▶ TASK GOAL: Lines containing the word "this" should be extracted in full.

▶ RECORDS:
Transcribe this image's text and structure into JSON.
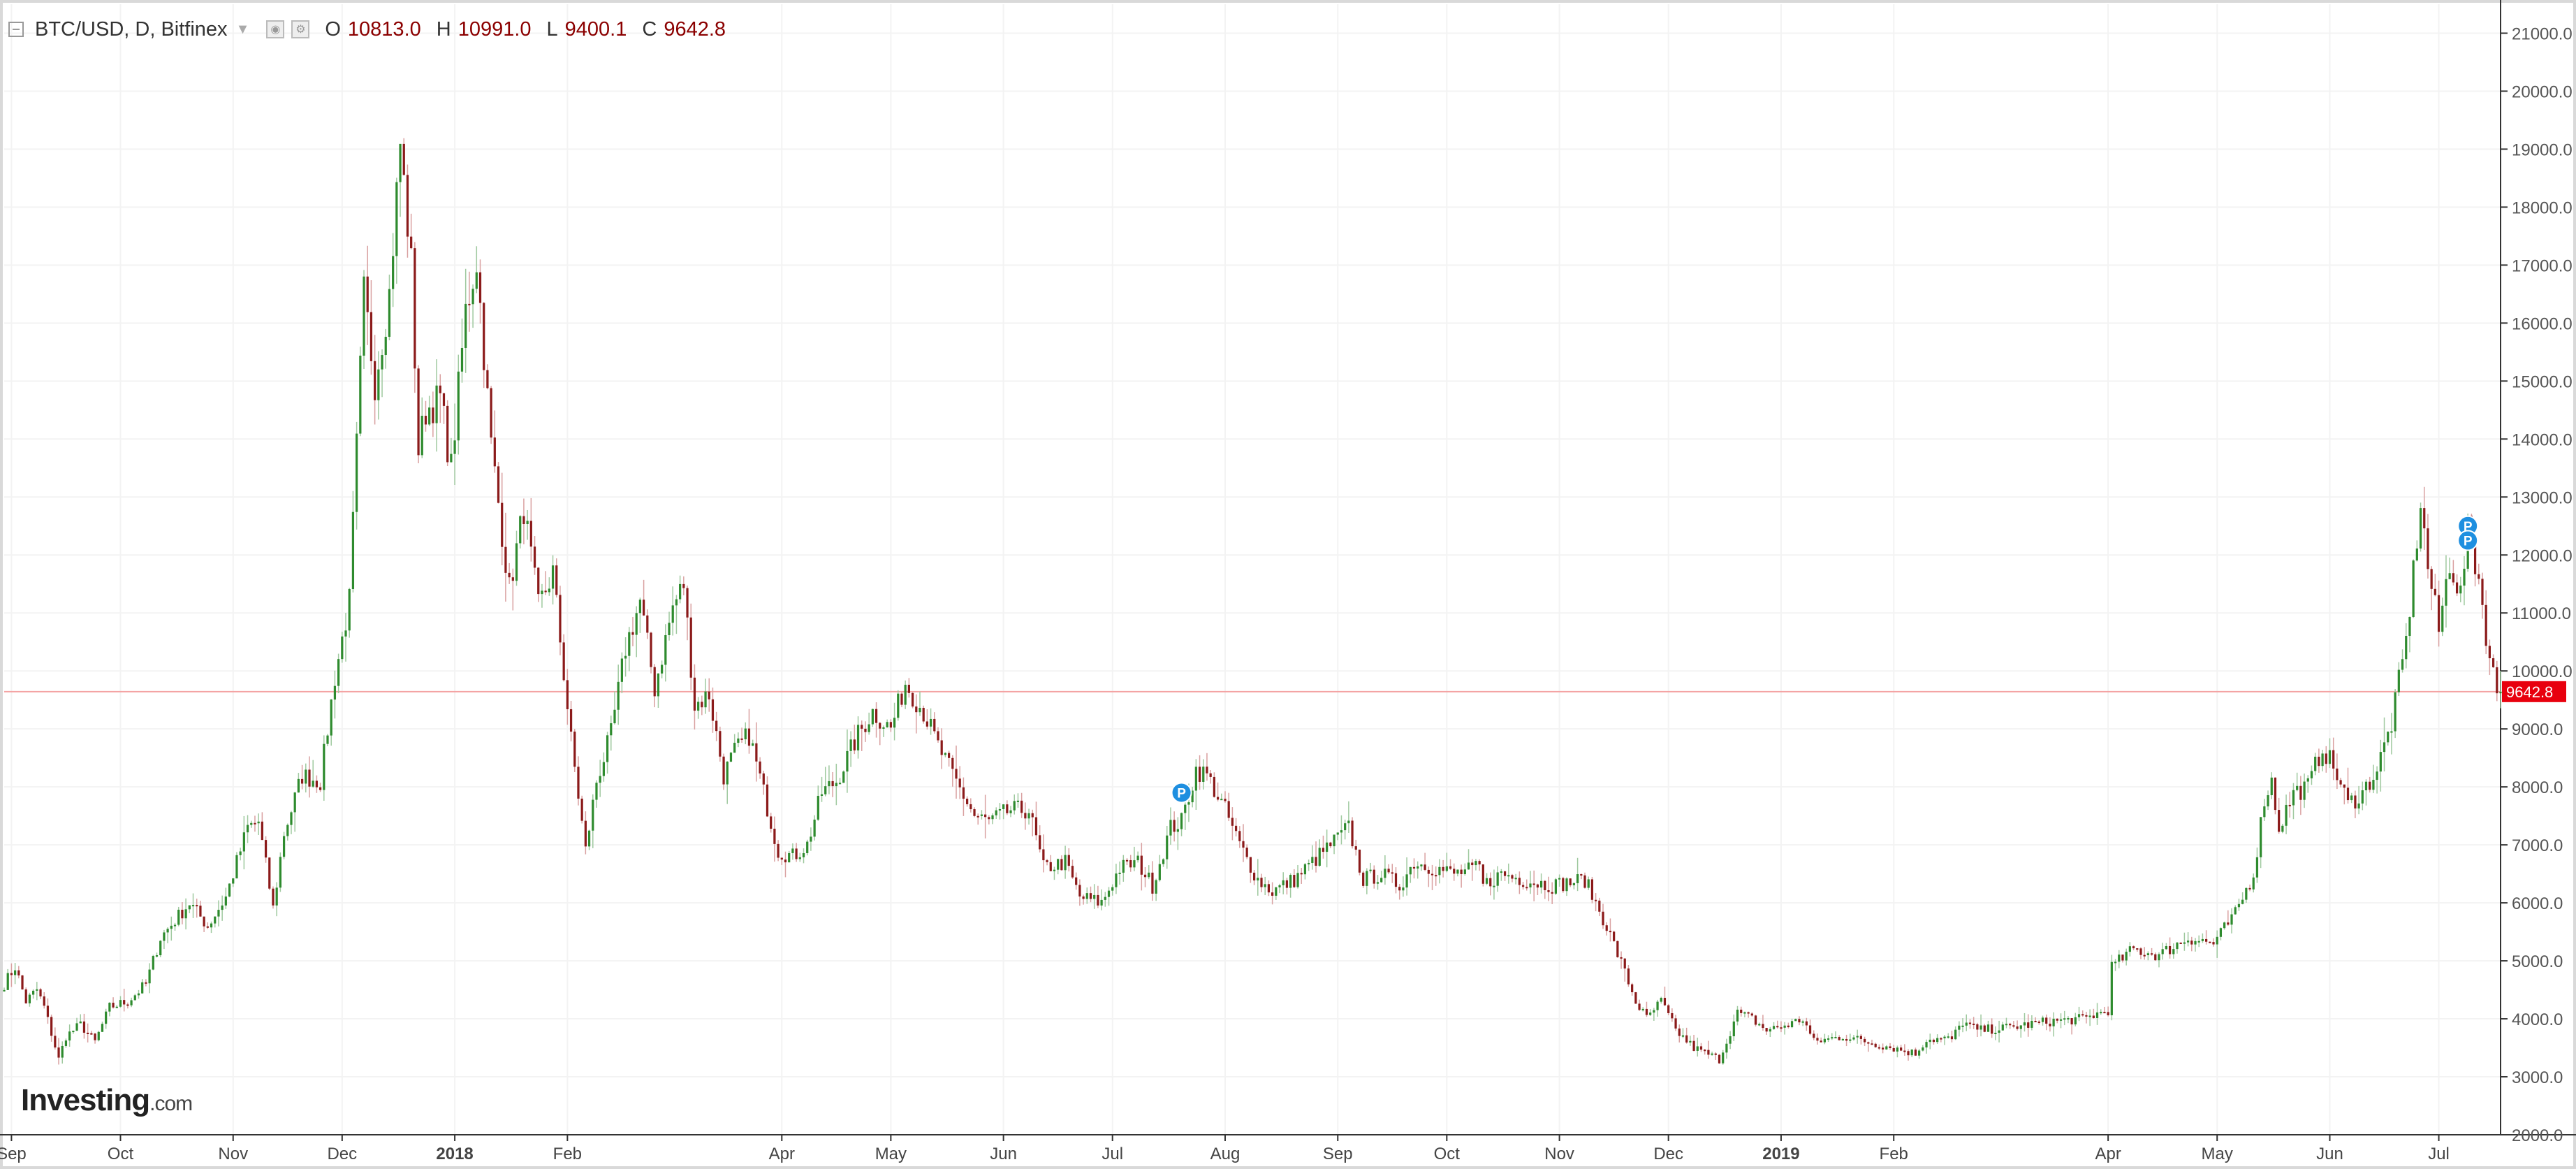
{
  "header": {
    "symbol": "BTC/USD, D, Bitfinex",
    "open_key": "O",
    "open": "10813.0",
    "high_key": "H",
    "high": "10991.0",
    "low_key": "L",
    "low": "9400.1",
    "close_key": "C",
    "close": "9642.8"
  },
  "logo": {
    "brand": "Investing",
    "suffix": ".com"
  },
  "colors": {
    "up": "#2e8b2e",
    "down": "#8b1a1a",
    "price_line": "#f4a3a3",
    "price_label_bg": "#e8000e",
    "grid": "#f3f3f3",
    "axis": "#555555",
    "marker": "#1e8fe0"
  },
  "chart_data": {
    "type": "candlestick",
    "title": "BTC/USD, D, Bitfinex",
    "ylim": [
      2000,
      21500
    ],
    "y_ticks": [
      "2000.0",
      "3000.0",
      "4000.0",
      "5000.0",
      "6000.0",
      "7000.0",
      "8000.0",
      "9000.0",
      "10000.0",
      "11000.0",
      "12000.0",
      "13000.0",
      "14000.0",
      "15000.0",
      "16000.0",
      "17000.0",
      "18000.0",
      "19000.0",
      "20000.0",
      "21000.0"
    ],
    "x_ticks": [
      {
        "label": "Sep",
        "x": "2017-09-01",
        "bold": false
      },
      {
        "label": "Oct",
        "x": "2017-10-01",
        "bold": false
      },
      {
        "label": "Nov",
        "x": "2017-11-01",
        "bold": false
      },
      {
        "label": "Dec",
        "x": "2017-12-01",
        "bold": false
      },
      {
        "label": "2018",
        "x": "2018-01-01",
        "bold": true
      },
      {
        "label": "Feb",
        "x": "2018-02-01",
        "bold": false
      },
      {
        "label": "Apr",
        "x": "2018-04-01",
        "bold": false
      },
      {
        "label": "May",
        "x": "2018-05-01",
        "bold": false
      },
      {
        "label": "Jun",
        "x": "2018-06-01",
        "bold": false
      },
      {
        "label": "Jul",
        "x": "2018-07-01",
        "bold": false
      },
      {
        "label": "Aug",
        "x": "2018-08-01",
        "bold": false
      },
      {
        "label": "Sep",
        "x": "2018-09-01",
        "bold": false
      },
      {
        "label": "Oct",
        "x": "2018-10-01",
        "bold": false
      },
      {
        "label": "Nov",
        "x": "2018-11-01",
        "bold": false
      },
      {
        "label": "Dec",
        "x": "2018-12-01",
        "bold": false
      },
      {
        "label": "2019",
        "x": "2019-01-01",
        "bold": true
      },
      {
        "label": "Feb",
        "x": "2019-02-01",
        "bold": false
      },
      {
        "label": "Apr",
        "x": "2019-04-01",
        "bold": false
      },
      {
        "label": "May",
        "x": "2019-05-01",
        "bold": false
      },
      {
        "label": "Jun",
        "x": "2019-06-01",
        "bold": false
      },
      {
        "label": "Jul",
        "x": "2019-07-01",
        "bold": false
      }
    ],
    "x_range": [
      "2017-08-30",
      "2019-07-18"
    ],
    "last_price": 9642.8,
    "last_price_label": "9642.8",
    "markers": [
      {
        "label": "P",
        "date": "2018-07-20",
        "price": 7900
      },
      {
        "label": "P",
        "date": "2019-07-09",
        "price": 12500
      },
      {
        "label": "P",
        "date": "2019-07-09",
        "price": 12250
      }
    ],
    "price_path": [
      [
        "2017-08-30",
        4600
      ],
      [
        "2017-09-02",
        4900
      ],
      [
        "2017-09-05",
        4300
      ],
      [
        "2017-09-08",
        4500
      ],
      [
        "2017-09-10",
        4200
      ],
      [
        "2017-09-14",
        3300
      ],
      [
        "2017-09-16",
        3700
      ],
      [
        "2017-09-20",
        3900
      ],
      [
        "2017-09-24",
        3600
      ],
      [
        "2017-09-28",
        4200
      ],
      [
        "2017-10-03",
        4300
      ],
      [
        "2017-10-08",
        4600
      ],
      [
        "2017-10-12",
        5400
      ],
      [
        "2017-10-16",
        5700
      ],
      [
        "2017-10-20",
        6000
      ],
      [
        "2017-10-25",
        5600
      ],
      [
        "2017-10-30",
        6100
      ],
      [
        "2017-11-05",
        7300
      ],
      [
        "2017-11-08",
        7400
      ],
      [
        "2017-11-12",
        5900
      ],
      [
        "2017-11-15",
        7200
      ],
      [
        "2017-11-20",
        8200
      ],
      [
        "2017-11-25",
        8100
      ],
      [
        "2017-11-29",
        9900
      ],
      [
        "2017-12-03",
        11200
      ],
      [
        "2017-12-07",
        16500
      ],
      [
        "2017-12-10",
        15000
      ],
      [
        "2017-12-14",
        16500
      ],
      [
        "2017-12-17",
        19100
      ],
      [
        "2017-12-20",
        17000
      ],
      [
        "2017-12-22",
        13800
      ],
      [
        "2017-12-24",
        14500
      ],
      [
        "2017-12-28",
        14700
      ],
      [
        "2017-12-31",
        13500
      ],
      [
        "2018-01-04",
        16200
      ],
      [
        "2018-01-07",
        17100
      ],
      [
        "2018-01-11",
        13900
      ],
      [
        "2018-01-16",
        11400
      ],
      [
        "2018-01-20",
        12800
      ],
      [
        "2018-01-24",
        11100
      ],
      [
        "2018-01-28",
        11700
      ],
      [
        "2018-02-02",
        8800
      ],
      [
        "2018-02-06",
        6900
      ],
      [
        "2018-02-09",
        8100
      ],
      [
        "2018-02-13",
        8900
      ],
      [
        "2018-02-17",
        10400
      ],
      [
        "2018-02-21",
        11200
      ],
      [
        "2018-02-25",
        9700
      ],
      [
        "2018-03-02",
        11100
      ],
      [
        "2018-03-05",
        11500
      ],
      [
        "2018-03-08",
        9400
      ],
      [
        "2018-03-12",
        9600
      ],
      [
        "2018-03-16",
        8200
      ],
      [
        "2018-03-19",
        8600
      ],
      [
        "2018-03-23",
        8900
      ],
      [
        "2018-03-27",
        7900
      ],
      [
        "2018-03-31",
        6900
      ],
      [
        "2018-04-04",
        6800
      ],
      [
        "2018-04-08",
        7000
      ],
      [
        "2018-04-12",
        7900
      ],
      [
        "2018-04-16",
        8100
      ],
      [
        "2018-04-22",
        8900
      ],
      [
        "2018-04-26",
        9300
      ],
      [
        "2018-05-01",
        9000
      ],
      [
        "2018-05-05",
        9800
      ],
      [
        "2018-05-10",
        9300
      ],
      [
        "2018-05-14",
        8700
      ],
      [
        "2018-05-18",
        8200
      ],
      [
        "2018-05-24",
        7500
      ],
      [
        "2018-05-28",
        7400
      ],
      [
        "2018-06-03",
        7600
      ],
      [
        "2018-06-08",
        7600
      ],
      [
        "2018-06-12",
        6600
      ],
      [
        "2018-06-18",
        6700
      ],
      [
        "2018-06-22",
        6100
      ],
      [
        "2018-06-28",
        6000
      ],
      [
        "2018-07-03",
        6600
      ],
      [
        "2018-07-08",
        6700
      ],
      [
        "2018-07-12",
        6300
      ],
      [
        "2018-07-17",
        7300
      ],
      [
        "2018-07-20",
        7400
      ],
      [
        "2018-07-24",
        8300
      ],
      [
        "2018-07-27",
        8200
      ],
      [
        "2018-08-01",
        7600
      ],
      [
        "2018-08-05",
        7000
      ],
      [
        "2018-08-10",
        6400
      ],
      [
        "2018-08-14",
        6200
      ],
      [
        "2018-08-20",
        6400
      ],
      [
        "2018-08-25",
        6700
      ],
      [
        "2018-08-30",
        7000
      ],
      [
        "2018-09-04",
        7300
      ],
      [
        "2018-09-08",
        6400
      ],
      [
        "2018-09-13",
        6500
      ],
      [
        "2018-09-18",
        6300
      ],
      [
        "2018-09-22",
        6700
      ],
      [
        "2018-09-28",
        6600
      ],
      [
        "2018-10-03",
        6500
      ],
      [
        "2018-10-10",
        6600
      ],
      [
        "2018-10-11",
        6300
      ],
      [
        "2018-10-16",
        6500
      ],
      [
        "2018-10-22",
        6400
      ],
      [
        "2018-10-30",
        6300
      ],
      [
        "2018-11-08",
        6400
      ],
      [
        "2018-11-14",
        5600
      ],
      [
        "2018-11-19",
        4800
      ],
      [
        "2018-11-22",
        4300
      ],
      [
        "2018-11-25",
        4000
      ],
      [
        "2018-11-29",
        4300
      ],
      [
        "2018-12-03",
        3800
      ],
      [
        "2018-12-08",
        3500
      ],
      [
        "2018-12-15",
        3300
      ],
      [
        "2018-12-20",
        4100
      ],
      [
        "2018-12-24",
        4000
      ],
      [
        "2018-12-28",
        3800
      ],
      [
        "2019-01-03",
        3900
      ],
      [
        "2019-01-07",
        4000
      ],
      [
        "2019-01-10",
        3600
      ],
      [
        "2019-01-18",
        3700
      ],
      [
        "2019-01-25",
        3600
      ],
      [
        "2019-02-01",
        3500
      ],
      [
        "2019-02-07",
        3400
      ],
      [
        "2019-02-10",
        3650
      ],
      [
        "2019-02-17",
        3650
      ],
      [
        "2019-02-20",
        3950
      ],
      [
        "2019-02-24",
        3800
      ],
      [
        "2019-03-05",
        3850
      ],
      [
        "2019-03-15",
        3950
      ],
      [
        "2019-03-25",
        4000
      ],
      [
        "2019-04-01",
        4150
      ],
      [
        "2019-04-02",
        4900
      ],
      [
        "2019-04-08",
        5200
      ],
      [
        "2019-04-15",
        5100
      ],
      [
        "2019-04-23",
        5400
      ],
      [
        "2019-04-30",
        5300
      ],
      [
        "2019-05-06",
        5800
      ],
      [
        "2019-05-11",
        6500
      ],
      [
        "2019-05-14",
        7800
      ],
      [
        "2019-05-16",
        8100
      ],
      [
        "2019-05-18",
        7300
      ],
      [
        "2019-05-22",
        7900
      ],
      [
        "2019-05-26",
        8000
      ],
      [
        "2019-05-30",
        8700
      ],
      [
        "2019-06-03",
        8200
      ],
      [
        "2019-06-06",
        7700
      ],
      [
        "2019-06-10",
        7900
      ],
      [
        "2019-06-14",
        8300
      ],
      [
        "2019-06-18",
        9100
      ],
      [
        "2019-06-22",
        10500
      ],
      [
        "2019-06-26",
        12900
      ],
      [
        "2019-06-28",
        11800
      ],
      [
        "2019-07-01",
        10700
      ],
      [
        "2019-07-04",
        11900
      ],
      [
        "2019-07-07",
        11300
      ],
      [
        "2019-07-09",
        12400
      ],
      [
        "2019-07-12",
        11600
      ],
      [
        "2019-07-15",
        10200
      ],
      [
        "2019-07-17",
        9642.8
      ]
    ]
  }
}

...

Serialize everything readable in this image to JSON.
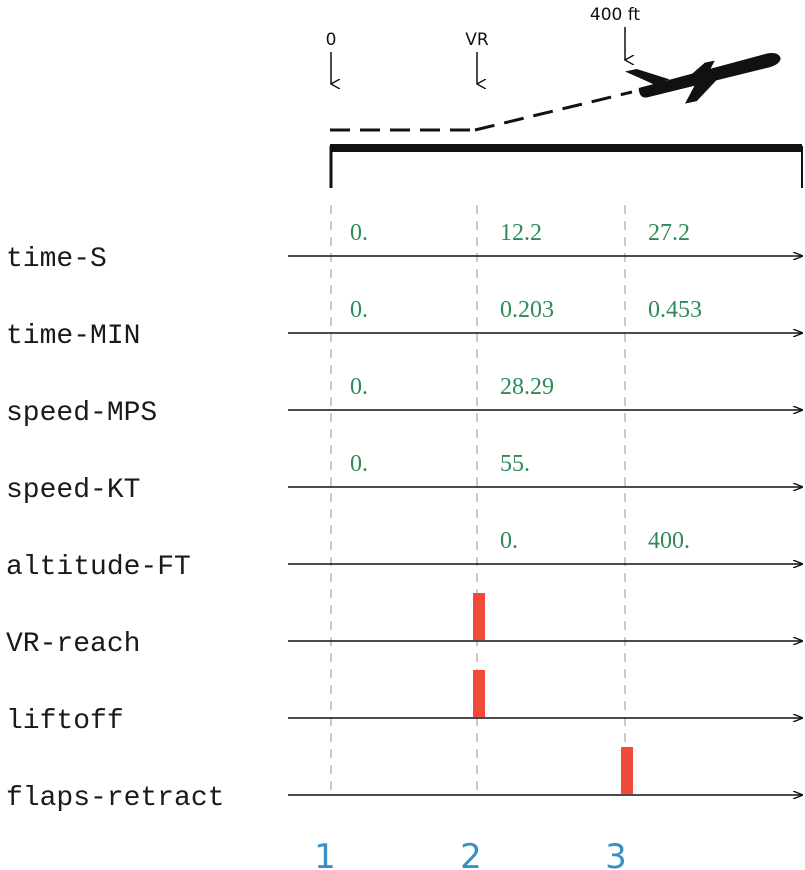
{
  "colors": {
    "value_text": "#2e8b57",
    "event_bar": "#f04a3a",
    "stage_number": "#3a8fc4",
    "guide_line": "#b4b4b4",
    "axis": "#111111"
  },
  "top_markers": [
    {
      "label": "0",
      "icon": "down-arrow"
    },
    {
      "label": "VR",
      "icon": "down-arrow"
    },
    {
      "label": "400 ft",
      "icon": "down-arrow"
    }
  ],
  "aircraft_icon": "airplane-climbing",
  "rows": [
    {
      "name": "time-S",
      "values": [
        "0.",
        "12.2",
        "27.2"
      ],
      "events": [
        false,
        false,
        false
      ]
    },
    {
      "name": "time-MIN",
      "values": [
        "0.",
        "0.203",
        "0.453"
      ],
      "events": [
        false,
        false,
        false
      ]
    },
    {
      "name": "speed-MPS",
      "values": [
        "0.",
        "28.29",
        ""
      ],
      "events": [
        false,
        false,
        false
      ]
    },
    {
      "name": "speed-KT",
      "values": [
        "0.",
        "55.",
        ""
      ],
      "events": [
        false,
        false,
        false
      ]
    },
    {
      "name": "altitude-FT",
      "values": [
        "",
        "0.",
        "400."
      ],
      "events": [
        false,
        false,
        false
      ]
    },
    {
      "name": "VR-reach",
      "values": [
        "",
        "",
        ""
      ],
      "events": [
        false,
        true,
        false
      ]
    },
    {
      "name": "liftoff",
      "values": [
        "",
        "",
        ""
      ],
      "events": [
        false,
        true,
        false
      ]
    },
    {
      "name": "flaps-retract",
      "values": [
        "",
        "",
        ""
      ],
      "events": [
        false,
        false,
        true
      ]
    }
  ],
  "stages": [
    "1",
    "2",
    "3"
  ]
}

▶ ANSWER TO THE TASK:
Transcribe this image's text and structure into JSON.
Serialize everything readable in this image to JSON.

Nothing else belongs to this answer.